§ **Task instructions**
Scan the data below for the string "국군복지단". Show every line where it turns up.

§ **Records for the task**
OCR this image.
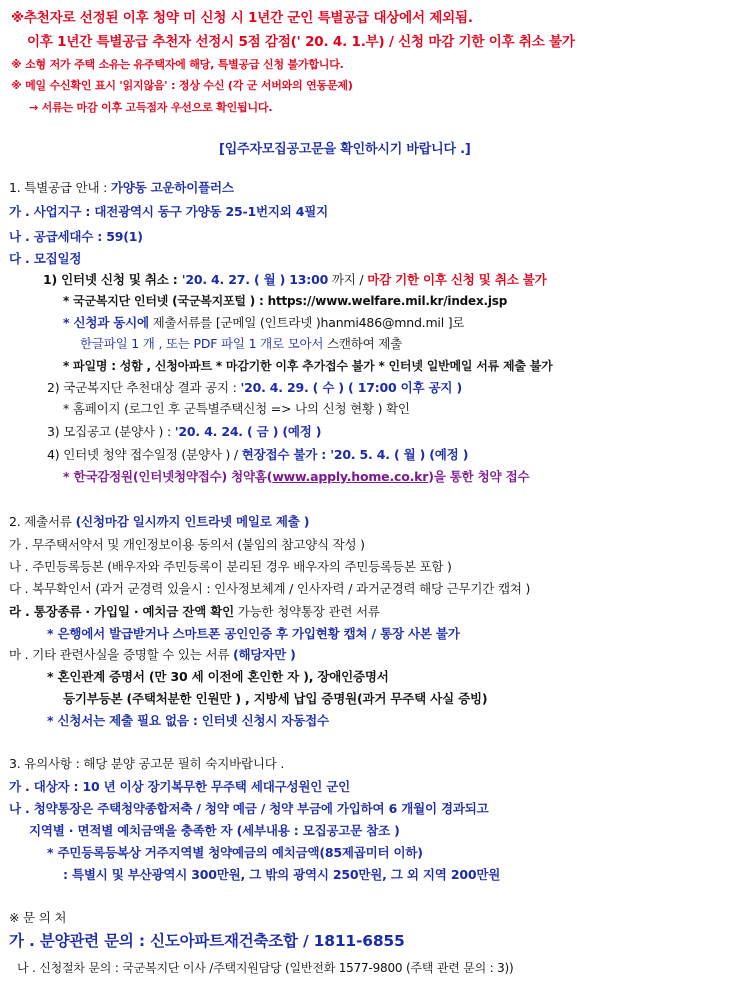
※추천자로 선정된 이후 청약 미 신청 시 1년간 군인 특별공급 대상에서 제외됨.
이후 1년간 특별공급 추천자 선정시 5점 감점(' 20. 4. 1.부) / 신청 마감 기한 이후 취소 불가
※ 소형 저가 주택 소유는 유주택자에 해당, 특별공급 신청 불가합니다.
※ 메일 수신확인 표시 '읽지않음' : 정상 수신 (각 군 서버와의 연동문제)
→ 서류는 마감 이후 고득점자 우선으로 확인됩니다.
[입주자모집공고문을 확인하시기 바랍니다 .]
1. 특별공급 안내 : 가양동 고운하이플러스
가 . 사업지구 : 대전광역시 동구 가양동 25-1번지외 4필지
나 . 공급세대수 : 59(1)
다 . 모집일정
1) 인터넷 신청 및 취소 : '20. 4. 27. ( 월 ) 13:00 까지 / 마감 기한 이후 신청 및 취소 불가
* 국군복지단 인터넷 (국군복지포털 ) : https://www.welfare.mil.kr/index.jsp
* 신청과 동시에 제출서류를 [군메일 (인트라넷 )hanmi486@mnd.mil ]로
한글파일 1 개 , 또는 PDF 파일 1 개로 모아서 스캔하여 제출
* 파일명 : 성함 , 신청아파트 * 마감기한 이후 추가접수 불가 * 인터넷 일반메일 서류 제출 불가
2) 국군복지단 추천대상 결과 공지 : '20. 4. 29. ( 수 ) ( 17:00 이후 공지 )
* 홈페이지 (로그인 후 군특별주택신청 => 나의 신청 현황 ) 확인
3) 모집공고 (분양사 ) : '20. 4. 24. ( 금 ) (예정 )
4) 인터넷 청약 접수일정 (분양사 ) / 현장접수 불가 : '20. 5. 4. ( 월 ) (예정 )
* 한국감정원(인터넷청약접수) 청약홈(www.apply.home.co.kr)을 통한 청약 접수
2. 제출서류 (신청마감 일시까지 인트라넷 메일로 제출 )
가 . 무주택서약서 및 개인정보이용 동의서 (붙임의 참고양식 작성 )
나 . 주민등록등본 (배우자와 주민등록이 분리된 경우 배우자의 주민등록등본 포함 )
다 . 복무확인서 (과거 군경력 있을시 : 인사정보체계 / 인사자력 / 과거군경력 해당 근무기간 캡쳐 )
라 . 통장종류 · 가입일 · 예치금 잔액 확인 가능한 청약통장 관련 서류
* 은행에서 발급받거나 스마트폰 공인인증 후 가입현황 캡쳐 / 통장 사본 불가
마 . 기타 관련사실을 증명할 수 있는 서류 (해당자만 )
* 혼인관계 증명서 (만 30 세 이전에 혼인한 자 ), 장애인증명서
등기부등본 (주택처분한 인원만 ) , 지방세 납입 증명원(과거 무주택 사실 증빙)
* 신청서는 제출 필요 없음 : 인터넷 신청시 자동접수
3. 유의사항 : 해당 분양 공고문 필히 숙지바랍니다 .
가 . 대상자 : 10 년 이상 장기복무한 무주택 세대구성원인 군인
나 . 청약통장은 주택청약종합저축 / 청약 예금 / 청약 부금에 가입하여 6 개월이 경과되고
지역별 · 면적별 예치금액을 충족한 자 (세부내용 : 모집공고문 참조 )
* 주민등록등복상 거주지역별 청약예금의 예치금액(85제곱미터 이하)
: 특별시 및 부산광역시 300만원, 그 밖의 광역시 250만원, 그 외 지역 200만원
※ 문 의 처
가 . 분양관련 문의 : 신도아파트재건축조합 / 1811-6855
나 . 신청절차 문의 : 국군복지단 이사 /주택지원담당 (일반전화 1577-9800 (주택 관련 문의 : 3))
...
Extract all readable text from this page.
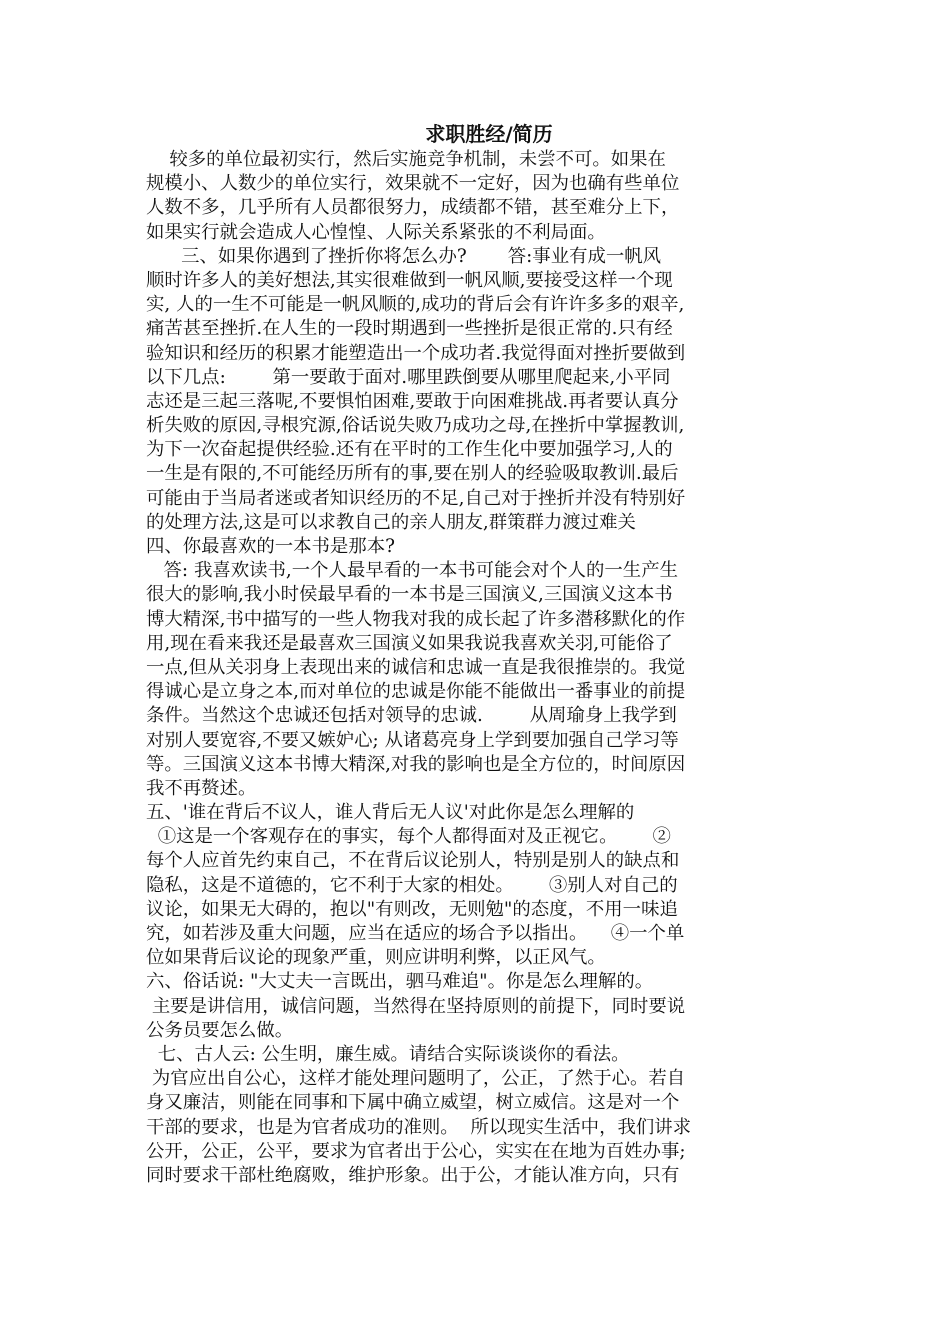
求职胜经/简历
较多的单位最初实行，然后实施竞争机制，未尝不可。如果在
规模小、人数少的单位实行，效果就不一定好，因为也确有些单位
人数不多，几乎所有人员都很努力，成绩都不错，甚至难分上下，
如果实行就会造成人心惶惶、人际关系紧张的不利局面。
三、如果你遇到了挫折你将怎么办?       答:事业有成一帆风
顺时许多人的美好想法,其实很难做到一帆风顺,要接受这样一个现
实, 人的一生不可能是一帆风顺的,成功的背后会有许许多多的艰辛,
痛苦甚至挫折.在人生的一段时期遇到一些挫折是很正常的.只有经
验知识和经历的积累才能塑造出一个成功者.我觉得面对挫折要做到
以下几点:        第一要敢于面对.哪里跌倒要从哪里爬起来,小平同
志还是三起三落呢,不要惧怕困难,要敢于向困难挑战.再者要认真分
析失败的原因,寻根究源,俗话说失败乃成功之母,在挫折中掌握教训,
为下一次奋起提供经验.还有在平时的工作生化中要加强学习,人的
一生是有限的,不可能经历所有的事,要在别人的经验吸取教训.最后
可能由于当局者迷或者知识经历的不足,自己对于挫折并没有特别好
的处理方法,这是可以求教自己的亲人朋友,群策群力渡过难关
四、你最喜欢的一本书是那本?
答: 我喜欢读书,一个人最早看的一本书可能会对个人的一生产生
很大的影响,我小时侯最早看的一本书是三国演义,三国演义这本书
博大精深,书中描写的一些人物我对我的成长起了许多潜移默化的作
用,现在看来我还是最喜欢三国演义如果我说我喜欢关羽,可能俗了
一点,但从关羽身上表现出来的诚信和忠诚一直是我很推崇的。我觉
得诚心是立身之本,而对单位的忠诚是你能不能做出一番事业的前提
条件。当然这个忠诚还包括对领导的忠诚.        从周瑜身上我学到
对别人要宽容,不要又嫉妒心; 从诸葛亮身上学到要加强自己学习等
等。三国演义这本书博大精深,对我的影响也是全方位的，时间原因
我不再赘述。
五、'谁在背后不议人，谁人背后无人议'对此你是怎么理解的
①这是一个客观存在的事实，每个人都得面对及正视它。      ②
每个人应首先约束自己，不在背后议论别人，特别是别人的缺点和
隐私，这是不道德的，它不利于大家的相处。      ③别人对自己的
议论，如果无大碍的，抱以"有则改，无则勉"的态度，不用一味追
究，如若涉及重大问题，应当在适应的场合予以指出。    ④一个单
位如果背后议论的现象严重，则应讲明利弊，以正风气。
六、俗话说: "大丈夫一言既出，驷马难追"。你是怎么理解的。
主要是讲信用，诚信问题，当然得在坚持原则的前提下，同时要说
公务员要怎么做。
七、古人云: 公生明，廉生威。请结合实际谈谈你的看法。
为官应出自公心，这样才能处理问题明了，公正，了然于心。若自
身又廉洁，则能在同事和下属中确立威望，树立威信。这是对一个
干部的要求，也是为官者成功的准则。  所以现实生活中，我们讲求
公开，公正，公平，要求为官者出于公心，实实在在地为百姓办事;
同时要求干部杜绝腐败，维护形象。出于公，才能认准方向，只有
---
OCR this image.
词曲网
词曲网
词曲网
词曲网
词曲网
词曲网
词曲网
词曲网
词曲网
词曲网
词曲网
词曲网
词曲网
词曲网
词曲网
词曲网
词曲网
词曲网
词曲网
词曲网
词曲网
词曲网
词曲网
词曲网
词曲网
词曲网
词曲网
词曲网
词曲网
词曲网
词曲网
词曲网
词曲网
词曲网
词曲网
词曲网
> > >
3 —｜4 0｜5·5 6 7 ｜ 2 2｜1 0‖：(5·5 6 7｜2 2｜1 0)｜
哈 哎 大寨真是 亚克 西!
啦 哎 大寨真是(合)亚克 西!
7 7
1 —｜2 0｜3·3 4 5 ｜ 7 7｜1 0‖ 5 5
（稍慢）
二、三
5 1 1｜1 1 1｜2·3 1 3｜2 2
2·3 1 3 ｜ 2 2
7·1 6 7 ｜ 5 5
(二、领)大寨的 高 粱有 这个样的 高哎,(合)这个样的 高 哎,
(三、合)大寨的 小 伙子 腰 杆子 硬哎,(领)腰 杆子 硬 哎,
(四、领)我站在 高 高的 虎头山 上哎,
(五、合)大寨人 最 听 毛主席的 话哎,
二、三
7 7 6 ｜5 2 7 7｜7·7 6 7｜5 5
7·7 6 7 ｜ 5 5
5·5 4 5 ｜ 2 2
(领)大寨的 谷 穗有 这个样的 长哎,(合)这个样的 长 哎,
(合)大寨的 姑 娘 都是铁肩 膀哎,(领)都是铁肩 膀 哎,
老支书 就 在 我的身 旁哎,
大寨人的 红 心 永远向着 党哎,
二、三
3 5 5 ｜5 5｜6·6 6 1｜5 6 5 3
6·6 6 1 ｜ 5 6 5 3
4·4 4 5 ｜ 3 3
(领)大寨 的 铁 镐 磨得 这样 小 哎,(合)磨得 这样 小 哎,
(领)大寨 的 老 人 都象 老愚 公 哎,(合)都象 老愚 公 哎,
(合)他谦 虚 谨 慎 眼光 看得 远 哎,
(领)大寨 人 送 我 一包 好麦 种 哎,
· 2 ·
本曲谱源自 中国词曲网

§ **Task response**
* 국군복지단 인터넷 (국군복지포털 ) : https://www.welfare.mil.kr/index.jsp
2) 국군복지단 추천대상 결과 공지 : '20. 4. 29. ( 수 ) ( 17:00 이후 공지 )
나 . 신청절차 문의 : 국군복지단 이사 /주택지원담당 (일반전화 1577-9800 (주택 관련 문의 : 3))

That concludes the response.